Work instructions: Your answer must be every line of the data that holds the string "mångfalden".

Records for this exercise:
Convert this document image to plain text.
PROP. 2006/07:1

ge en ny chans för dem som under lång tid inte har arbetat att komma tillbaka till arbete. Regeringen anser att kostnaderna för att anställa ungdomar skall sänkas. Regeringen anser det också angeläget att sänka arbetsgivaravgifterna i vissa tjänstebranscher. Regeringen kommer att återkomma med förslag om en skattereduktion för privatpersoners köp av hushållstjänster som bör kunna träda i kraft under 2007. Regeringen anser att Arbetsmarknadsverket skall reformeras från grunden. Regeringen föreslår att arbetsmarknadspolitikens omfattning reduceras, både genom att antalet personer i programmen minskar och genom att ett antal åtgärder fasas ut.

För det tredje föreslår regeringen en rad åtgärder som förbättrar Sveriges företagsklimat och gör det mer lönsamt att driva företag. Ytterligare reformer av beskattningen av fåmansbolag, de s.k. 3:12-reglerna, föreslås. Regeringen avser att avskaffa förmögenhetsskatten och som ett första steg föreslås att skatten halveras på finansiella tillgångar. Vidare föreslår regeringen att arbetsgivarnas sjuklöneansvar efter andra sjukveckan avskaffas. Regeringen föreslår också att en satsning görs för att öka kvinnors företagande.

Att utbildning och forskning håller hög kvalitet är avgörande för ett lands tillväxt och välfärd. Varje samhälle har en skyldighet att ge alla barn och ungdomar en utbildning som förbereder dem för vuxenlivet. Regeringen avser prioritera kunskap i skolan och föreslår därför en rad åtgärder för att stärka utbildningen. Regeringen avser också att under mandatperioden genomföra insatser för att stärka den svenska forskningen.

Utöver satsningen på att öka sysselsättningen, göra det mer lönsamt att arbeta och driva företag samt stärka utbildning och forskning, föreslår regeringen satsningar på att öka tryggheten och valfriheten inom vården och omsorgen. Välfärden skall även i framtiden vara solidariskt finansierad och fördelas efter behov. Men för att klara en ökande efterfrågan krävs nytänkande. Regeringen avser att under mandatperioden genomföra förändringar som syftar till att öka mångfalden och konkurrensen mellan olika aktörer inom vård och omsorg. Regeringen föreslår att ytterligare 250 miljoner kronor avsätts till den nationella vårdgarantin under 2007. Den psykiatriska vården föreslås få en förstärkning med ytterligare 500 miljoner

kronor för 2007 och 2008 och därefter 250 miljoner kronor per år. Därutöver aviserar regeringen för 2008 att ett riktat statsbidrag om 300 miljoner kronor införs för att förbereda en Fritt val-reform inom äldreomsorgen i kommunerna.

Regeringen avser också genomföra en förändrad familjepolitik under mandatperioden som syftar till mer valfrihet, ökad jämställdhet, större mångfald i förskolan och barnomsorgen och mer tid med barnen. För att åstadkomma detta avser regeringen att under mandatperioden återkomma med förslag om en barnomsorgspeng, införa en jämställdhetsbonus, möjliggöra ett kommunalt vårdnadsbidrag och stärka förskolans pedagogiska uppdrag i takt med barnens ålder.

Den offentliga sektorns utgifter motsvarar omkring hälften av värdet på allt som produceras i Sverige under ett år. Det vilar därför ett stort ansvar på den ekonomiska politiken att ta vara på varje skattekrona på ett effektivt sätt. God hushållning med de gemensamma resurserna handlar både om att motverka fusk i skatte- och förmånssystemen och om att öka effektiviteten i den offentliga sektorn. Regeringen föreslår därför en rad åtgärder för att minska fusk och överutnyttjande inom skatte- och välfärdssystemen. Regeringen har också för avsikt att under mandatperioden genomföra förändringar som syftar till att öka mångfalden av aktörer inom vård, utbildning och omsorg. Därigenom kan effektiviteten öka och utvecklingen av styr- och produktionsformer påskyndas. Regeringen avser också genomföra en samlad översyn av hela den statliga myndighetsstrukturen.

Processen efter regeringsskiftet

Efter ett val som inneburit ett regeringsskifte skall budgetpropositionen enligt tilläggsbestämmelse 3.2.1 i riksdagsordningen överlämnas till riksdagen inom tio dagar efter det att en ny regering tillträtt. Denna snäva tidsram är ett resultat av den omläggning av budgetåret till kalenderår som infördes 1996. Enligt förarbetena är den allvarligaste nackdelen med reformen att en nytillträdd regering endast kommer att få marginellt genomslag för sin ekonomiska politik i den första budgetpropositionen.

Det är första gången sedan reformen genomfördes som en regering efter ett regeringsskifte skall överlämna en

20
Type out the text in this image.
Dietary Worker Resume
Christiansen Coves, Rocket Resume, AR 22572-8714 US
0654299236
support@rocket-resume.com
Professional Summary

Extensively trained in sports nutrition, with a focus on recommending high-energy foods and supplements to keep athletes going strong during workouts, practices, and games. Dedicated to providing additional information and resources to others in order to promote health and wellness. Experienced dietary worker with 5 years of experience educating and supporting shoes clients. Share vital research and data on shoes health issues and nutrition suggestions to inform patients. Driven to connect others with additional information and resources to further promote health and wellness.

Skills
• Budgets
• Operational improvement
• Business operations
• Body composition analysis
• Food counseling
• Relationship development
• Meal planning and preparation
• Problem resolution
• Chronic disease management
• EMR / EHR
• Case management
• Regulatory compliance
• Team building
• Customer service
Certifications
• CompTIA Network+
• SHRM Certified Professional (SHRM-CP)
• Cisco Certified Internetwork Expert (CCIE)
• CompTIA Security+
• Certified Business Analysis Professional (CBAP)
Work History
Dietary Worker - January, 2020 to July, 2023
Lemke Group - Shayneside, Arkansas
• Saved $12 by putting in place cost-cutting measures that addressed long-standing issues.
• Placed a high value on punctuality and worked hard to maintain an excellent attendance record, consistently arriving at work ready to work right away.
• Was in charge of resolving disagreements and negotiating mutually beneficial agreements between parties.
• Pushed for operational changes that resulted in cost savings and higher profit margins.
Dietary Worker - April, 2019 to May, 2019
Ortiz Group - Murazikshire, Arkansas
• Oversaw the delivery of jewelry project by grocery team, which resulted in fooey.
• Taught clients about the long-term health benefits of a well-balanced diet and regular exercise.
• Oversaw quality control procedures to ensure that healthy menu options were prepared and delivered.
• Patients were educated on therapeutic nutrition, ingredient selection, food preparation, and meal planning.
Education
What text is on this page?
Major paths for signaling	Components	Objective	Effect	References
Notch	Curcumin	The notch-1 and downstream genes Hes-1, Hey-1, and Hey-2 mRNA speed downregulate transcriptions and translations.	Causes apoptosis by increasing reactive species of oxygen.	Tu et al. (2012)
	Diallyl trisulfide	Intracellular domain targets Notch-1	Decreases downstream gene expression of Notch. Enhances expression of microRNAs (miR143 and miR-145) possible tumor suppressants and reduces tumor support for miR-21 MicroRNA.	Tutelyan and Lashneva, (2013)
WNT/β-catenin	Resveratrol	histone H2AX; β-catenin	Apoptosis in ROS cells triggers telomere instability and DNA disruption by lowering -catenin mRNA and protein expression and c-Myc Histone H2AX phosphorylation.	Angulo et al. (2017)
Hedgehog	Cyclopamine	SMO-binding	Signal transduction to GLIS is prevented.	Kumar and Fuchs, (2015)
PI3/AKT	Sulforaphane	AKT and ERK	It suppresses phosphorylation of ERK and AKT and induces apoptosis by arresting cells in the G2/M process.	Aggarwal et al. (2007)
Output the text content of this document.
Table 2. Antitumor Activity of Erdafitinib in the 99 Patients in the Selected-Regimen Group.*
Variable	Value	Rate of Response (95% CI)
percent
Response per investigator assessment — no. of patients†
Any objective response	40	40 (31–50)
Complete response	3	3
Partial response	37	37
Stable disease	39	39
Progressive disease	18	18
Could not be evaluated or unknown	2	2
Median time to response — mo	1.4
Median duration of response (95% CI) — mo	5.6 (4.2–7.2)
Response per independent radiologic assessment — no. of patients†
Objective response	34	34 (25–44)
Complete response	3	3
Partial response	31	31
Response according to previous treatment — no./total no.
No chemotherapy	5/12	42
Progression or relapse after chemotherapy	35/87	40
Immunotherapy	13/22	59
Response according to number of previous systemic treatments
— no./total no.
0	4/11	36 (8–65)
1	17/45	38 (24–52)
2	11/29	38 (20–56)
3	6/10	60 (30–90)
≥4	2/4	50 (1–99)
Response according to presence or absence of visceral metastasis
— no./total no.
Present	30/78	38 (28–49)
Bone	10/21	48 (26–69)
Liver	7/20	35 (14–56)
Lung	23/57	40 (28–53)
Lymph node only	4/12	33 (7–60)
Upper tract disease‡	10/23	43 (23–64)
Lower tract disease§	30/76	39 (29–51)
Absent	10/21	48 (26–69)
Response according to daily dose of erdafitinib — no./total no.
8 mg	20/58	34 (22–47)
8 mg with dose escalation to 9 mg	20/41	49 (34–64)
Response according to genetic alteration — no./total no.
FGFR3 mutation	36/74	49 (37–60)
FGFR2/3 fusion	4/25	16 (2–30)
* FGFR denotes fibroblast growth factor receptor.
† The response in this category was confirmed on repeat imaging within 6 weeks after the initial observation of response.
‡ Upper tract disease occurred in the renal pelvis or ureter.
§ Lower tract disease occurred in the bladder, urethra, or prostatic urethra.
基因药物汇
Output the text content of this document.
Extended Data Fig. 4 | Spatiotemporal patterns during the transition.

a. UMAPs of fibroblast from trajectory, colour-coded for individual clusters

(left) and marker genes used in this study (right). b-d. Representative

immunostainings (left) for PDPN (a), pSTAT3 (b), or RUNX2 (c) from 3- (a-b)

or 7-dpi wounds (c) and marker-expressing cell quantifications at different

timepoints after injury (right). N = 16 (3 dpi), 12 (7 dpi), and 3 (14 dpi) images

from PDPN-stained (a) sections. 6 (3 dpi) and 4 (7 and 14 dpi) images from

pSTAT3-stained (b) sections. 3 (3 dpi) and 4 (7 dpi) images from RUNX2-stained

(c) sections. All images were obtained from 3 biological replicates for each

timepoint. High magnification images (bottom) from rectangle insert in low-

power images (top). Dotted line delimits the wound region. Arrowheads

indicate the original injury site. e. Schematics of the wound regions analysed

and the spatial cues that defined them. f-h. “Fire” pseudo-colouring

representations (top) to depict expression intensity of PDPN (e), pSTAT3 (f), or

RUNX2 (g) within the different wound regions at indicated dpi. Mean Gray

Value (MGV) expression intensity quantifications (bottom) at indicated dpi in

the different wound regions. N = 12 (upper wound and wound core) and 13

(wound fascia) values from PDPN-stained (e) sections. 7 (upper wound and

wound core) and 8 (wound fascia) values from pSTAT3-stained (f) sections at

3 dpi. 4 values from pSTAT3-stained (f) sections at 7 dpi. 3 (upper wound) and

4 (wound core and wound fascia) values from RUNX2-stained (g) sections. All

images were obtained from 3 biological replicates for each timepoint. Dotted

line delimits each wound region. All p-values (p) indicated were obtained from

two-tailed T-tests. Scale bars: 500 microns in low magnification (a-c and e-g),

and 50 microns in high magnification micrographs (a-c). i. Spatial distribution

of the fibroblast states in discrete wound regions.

Result for this exercise:
Utöver satsningen på att öka sysselsättningen, göra det mer lönsamt att arbeta och driva företag samt stärka utbildning och forskning, föreslår regeringen satsningar på att öka tryggheten och valfriheten inom vården och omsorgen. Välfärden skall även i framtiden vara solidariskt finansierad och fördelas efter behov. Men för att klara en ökande efterfrågan krävs nytänkande. Regeringen avser att under mandatperioden genomföra förändringar som syftar till att öka mångfalden och konkurrensen mellan olika aktörer inom vård och omsorg. Regeringen föreslår att ytterligare 250 miljoner kronor avsätts till den nationella vårdgarantin under 2007. Den psykiatriska vården föreslås få en förstärkning med ytterligare 500 miljoner
Den offentliga sektorns utgifter motsvarar omkring hälften av värdet på allt som produceras i Sverige under ett år. Det vilar därför ett stort ansvar på den ekonomiska politiken att ta vara på varje skattekrona på ett effektivt sätt. God hushållning med de gemensamma resurserna handlar både om att motverka fusk i skatte- och förmånssystemen och om att öka effektiviteten i den offentliga sektorn. Regeringen föreslår därför en rad åtgärder för att minska fusk och överutnyttjande inom skatte- och välfärdssystemen. Regeringen har också för avsikt att under mandatperioden genomföra förändringar som syftar till att öka mångfalden av aktörer inom vård, utbildning och omsorg. Därigenom kan effektiviteten öka och utvecklingen av styr- och produktionsformer påskyndas. Regeringen avser också genomföra en samlad översyn av hela den statliga myndighetsstrukturen.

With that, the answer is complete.